→ SOURCE MATERIAL
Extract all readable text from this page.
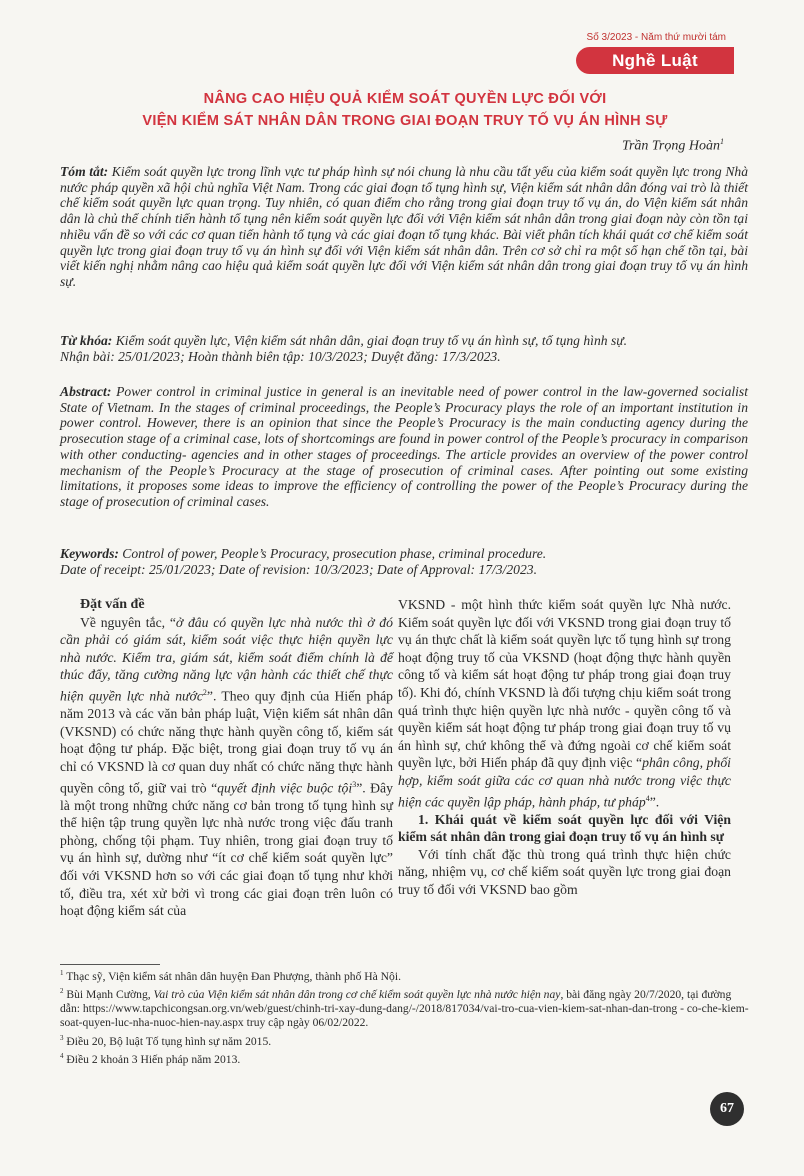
Số 3/2023 - Năm thứ mười tám
Nghề Luật
NÂNG CAO HIỆU QUẢ KIỂM SOÁT QUYỀN LỰC ĐỐI VỚI
VIỆN KIỂM SÁT NHÂN DÂN TRONG GIAI ĐOẠN TRUY TỐ VỤ ÁN HÌNH SỰ
Trần Trọng Hoàn$^1$
Tóm tắt: Kiểm soát quyền lực trong lĩnh vực tư pháp hình sự nói chung là nhu cầu tất yếu của kiểm soát quyền lực trong Nhà nước pháp quyền xã hội chủ nghĩa Việt Nam. Trong các giai đoạn tố tụng hình sự, Viện kiểm sát nhân dân đóng vai trò là thiết chế kiểm soát quyền lực quan trọng. Tuy nhiên, có quan điểm cho rằng trong giai đoạn truy tố vụ án, do Viện kiểm sát nhân dân là chủ thể chính tiến hành tố tụng nên kiểm soát quyền lực đối với Viện kiểm sát nhân dân trong giai đoạn này còn tồn tại nhiều vấn đề so với các cơ quan tiến hành tố tụng và các giai đoạn tố tụng khác. Bài viết phân tích khái quát cơ chế kiểm soát quyền lực trong giai đoạn truy tố vụ án hình sự đối với Viện kiểm sát nhân dân. Trên cơ sở chỉ ra một số hạn chế tồn tại, bài viết kiến nghị nhằm nâng cao hiệu quả kiểm soát quyền lực đối với Viện kiểm sát nhân dân trong giai đoạn truy tố vụ án hình sự.
Từ khóa: Kiểm soát quyền lực, Viện kiểm sát nhân dân, giai đoạn truy tố vụ án hình sự, tố tụng hình sự.
Nhận bài: 25/01/2023; Hoàn thành biên tập: 10/3/2023; Duyệt đăng: 17/3/2023.
Abstract: Power control in criminal justice in general is an inevitable need of power control in the law-governed socialist State of Vietnam. In the stages of criminal proceedings, the People’s Procuracy plays the role of an important institution in power control. However, there is an opinion that since the People’s Procuracy is the main conducting agency during the prosecution stage of a criminal case, lots of shortcomings are found in power control of the People’s procuracy in comparison with other conducting- agencies and in other stages of proceedings. The article provides an overview of the power control mechanism of the People’s Procuracy at the stage of prosecution of criminal cases. After pointing out some existing limitations, it proposes some ideas to improve the efficiency of controlling the power of the People’s Procuracy during the stage of prosecution of criminal cases.
Keywords: Control of power, People’s Procuracy, prosecution phase, criminal procedure.
Date of receipt: 25/01/2023; Date of revision: 10/3/2023; Date of Approval: 17/3/2023.

Đặt vấn đề

Về nguyên tắc, “ở đâu có quyền lực nhà nước thì ở đó cần phải có giám sát, kiểm soát việc thực hiện quyền lực nhà nước. Kiểm tra, giám sát, kiểm soát điểm chính là để thúc đẩy, tăng cường năng lực vận hành các thiết chế thực hiện quyền lực nhà nước$^2$”. Theo quy định của Hiến pháp năm 2013 và các văn bản pháp luật, Viện kiểm sát nhân dân (VKSND) có chức năng thực hành quyền công tố, kiểm sát hoạt động tư pháp. Đặc biệt, trong giai đoạn truy tố vụ án chỉ có VKSND là cơ quan duy nhất có chức năng thực hành quyền công tố, giữ vai trò “quyết định việc buộc tội$^3$”. Đây là một trong những chức năng cơ bản trong tố tụng hình sự thể hiện tập trung quyền lực nhà nước trong việc đấu tranh phòng, chống tội phạm. Tuy nhiên, trong giai đoạn truy tố vụ án hình sự, dường như “ít cơ chế kiểm soát quyền lực” đối với VKSND hơn so với các giai đoạn tố tụng như khởi tố, điều tra, xét xử bởi vì trong các giai đoạn trên luôn có hoạt động kiểm sát của

VKSND - một hình thức kiểm soát quyền lực Nhà nước. Kiểm soát quyền lực đối với VKSND trong giai đoạn truy tố vụ án thực chất là kiểm soát quyền lực tố tụng hình sự trong hoạt động truy tố của VKSND (hoạt động thực hành quyền công tố và kiểm sát hoạt động tư pháp trong giai đoạn truy tố). Khi đó, chính VKSND là đối tượng chịu kiểm soát trong quá trình thực hiện quyền lực nhà nước - quyền công tố và quyền kiểm sát hoạt động tư pháp trong giai đoạn truy tố vụ án hình sự, chứ không thể và đứng ngoài cơ chế kiểm soát quyền lực, bởi Hiến pháp đã quy định việc “phân công, phối hợp, kiểm soát giữa các cơ quan nhà nước trong việc thực hiện các quyền lập pháp, hành pháp, tư pháp$^4$”.

1. Khái quát về kiểm soát quyền lực đối với Viện kiểm sát nhân dân trong giai đoạn truy tố vụ án hình sự

Với tính chất đặc thù trong quá trình thực hiện chức năng, nhiệm vụ, cơ chế kiểm soát quyền lực trong giai đoạn truy tố đối với VKSND bao gồm

$^1$ Thạc sỹ, Viện kiểm sát nhân dân huyện Đan Phượng, thành phố Hà Nội.

$^2$ Bùi Mạnh Cường, Vai trò của Viện kiểm sát nhân dân trong cơ chế kiểm soát quyền lực nhà nước hiện nay, bài đăng ngày 20/7/2020, tại đường dẫn: https://www.tapchicongsan.org.vn/web/guest/chinh-tri-xay-dung-dang/-/2018/817034/vai-tro-cua-vien-kiem-sat-nhan-dan-trong - co-che-kiem-soat-quyen-luc-nha-nuoc-hien-nay.aspx truy cập ngày 06/02/2022.

$^3$ Điều 20, Bộ luật Tố tụng hình sự năm 2015.

$^4$ Điều 2 khoản 3 Hiến pháp năm 2013.

67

→ WORK REQUIRED
Transcribe all the records above word for word, without their images.

→ SOLVED PROBLEM
Extract all readable text from this page.
Số 3/2023 - Năm thứ mười tám
Nghề Luật
NÂNG CAO HIỆU QUẢ KIỂM SOÁT QUYỀN LỰC ĐỐI VỚI
VIỆN KIỂM SÁT NHÂN DÂN TRONG GIAI ĐOẠN TRUY TỐ VỤ ÁN HÌNH SỰ
Trần Trọng Hoàn$^1$
Tóm tắt: Kiểm soát quyền lực trong lĩnh vực tư pháp hình sự nói chung là nhu cầu tất yếu của kiểm soát quyền lực trong Nhà nước pháp quyền xã hội chủ nghĩa Việt Nam. Trong các giai đoạn tố tụng hình sự, Viện kiểm sát nhân dân đóng vai trò là thiết chế kiểm soát quyền lực quan trọng. Tuy nhiên, có quan điểm cho rằng trong giai đoạn truy tố vụ án, do Viện kiểm sát nhân dân là chủ thể chính tiến hành tố tụng nên kiểm soát quyền lực đối với Viện kiểm sát nhân dân trong giai đoạn này còn tồn tại nhiều vấn đề so với các cơ quan tiến hành tố tụng và các giai đoạn tố tụng khác. Bài viết phân tích khái quát cơ chế kiểm soát quyền lực trong giai đoạn truy tố vụ án hình sự đối với Viện kiểm sát nhân dân. Trên cơ sở chỉ ra một số hạn chế tồn tại, bài viết kiến nghị nhằm nâng cao hiệu quả kiểm soát quyền lực đối với Viện kiểm sát nhân dân trong giai đoạn truy tố vụ án hình sự.
Từ khóa: Kiểm soát quyền lực, Viện kiểm sát nhân dân, giai đoạn truy tố vụ án hình sự, tố tụng hình sự.
Nhận bài: 25/01/2023; Hoàn thành biên tập: 10/3/2023; Duyệt đăng: 17/3/2023.
Abstract: Power control in criminal justice in general is an inevitable need of power control in the law-governed socialist State of Vietnam. In the stages of criminal proceedings, the People’s Procuracy plays the role of an important institution in power control. However, there is an opinion that since the People’s Procuracy is the main conducting agency during the prosecution stage of a criminal case, lots of shortcomings are found in power control of the People’s procuracy in comparison with other conducting- agencies and in other stages of proceedings. The article provides an overview of the power control mechanism of the People’s Procuracy at the stage of prosecution of criminal cases. After pointing out some existing limitations, it proposes some ideas to improve the efficiency of controlling the power of the People’s Procuracy during the stage of prosecution of criminal cases.
Keywords: Control of power, People’s Procuracy, prosecution phase, criminal procedure.
Date of receipt: 25/01/2023; Date of revision: 10/3/2023; Date of Approval: 17/3/2023.

Đặt vấn đề

Về nguyên tắc, “ở đâu có quyền lực nhà nước thì ở đó cần phải có giám sát, kiểm soát việc thực hiện quyền lực nhà nước. Kiểm tra, giám sát, kiểm soát điểm chính là để thúc đẩy, tăng cường năng lực vận hành các thiết chế thực hiện quyền lực nhà nước$^2$”. Theo quy định của Hiến pháp năm 2013 và các văn bản pháp luật, Viện kiểm sát nhân dân (VKSND) có chức năng thực hành quyền công tố, kiểm sát hoạt động tư pháp. Đặc biệt, trong giai đoạn truy tố vụ án chỉ có VKSND là cơ quan duy nhất có chức năng thực hành quyền công tố, giữ vai trò “quyết định việc buộc tội$^3$”. Đây là một trong những chức năng cơ bản trong tố tụng hình sự thể hiện tập trung quyền lực nhà nước trong việc đấu tranh phòng, chống tội phạm. Tuy nhiên, trong giai đoạn truy tố vụ án hình sự, dường như “ít cơ chế kiểm soát quyền lực” đối với VKSND hơn so với các giai đoạn tố tụng như khởi tố, điều tra, xét xử bởi vì trong các giai đoạn trên luôn có hoạt động kiểm sát của

VKSND - một hình thức kiểm soát quyền lực Nhà nước. Kiểm soát quyền lực đối với VKSND trong giai đoạn truy tố vụ án thực chất là kiểm soát quyền lực tố tụng hình sự trong hoạt động truy tố của VKSND (hoạt động thực hành quyền công tố và kiểm sát hoạt động tư pháp trong giai đoạn truy tố). Khi đó, chính VKSND là đối tượng chịu kiểm soát trong quá trình thực hiện quyền lực nhà nước - quyền công tố và quyền kiểm sát hoạt động tư pháp trong giai đoạn truy tố vụ án hình sự, chứ không thể và đứng ngoài cơ chế kiểm soát quyền lực, bởi Hiến pháp đã quy định việc “phân công, phối hợp, kiểm soát giữa các cơ quan nhà nước trong việc thực hiện các quyền lập pháp, hành pháp, tư pháp$^4$”.

1. Khái quát về kiểm soát quyền lực đối với Viện kiểm sát nhân dân trong giai đoạn truy tố vụ án hình sự

Với tính chất đặc thù trong quá trình thực hiện chức năng, nhiệm vụ, cơ chế kiểm soát quyền lực trong giai đoạn truy tố đối với VKSND bao gồm

$^1$ Thạc sỹ, Viện kiểm sát nhân dân huyện Đan Phượng, thành phố Hà Nội.

$^2$ Bùi Mạnh Cường, Vai trò của Viện kiểm sát nhân dân trong cơ chế kiểm soát quyền lực nhà nước hiện nay, bài đăng ngày 20/7/2020, tại đường dẫn: https://www.tapchicongsan.org.vn/web/guest/chinh-tri-xay-dung-dang/-/2018/817034/vai-tro-cua-vien-kiem-sat-nhan-dan-trong - co-che-kiem-soat-quyen-luc-nha-nuoc-hien-nay.aspx truy cập ngày 06/02/2022.

$^3$ Điều 20, Bộ luật Tố tụng hình sự năm 2015.

$^4$ Điều 2 khoản 3 Hiến pháp năm 2013.

67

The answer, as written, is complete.